- **TASK DETAILS**: Copy out all the data, word for word.

--- START OF DATA SHOWN ---

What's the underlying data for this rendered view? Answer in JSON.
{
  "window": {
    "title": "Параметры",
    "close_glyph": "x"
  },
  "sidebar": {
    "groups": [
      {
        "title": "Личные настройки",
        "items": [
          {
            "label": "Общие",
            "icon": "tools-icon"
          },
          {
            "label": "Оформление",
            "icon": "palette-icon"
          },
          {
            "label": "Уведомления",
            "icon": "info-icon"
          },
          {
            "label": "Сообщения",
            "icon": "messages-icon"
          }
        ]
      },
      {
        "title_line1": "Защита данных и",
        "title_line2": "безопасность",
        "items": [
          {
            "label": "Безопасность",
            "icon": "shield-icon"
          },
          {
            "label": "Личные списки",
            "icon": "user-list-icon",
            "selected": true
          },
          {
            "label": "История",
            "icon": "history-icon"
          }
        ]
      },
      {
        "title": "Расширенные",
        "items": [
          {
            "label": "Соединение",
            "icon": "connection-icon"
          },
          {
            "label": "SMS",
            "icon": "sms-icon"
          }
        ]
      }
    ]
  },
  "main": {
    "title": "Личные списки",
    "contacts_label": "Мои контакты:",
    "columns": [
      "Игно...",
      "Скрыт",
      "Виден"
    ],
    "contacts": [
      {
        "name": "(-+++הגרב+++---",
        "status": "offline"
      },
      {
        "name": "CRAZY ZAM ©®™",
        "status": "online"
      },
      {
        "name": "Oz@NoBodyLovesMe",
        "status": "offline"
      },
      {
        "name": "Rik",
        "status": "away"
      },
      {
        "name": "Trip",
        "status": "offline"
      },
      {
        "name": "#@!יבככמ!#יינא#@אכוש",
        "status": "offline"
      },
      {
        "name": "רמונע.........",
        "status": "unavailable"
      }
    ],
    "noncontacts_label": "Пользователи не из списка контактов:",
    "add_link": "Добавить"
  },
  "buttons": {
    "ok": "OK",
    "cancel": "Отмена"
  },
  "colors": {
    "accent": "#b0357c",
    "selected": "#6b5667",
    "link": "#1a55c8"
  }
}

--- END OF DATA SHOWN ---

- **TASK OUTPUT**:
What's the underlying data for this rendered view? Answer in JSON.
{
  "window": {
    "title": "Параметры",
    "close_glyph": "x"
  },
  "sidebar": {
    "groups": [
      {
        "title": "Личные настройки",
        "items": [
          {
            "label": "Общие",
            "icon": "tools-icon"
          },
          {
            "label": "Оформление",
            "icon": "palette-icon"
          },
          {
            "label": "Уведомления",
            "icon": "info-icon"
          },
          {
            "label": "Сообщения",
            "icon": "messages-icon"
          }
        ]
      },
      {
        "title_line1": "Защита данных и",
        "title_line2": "безопасность",
        "items": [
          {
            "label": "Безопасность",
            "icon": "shield-icon"
          },
          {
            "label": "Личные списки",
            "icon": "user-list-icon",
            "selected": true
          },
          {
            "label": "История",
            "icon": "history-icon"
          }
        ]
      },
      {
        "title": "Расширенные",
        "items": [
          {
            "label": "Соединение",
            "icon": "connection-icon"
          },
          {
            "label": "SMS",
            "icon": "sms-icon"
          }
        ]
      }
    ]
  },
  "main": {
    "title": "Личные списки",
    "contacts_label": "Мои контакты:",
    "columns": [
      "Игно...",
      "Скрыт",
      "Виден"
    ],
    "contacts": [
      {
        "name": "(-+++הגרב+++---",
        "status": "offline"
      },
      {
        "name": "CRAZY ZAM ©®™",
        "status": "online"
      },
      {
        "name": "Oz@NoBodyLovesMe",
        "status": "offline"
      },
      {
        "name": "Rik",
        "status": "away"
      },
      {
        "name": "Trip",
        "status": "offline"
      },
      {
        "name": "#@!יבככמ!#יינא#@אכוש",
        "status": "offline"
      },
      {
        "name": "רמונע.........",
        "status": "unavailable"
      }
    ],
    "noncontacts_label": "Пользователи не из списка контактов:",
    "add_link": "Добавить"
  },
  "buttons": {
    "ok": "OK",
    "cancel": "Отмена"
  },
  "colors": {
    "accent": "#b0357c",
    "selected": "#6b5667",
    "link": "#1a55c8"
  }
}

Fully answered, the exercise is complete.